*Data entries*:
— Begin —

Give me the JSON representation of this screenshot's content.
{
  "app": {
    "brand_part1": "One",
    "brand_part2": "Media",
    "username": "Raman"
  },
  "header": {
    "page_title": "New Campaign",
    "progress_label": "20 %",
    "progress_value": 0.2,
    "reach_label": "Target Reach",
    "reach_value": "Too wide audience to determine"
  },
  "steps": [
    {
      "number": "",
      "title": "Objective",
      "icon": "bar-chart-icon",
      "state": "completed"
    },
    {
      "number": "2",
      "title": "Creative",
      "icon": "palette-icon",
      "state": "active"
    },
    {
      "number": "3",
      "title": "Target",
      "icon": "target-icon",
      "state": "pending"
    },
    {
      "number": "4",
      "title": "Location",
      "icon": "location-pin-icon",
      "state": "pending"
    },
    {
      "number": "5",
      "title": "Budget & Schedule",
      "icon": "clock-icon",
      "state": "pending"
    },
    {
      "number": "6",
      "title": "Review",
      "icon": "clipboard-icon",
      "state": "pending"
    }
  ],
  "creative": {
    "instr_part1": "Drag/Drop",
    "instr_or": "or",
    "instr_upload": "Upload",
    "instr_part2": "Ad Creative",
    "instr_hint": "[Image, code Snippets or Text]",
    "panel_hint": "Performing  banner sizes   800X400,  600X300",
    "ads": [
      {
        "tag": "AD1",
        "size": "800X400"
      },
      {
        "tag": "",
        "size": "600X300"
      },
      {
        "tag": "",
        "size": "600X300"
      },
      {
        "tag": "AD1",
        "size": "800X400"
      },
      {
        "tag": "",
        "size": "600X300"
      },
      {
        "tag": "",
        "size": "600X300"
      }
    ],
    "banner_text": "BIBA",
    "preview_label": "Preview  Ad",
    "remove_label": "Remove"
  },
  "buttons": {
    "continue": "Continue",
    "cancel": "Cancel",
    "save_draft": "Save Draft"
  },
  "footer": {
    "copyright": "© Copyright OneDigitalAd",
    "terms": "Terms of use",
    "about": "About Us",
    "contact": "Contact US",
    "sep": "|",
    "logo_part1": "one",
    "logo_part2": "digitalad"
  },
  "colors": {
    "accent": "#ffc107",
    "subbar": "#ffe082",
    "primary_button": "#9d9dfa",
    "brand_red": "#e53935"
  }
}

— End —

*Exercise prompt*: Search the lines above for the string "number" and copy each line that has it.

*Solution to this exercise*:
      "number": "",
      "number": "2",
      "number": "3",
      "number": "4",
      "number": "5",
      "number": "6",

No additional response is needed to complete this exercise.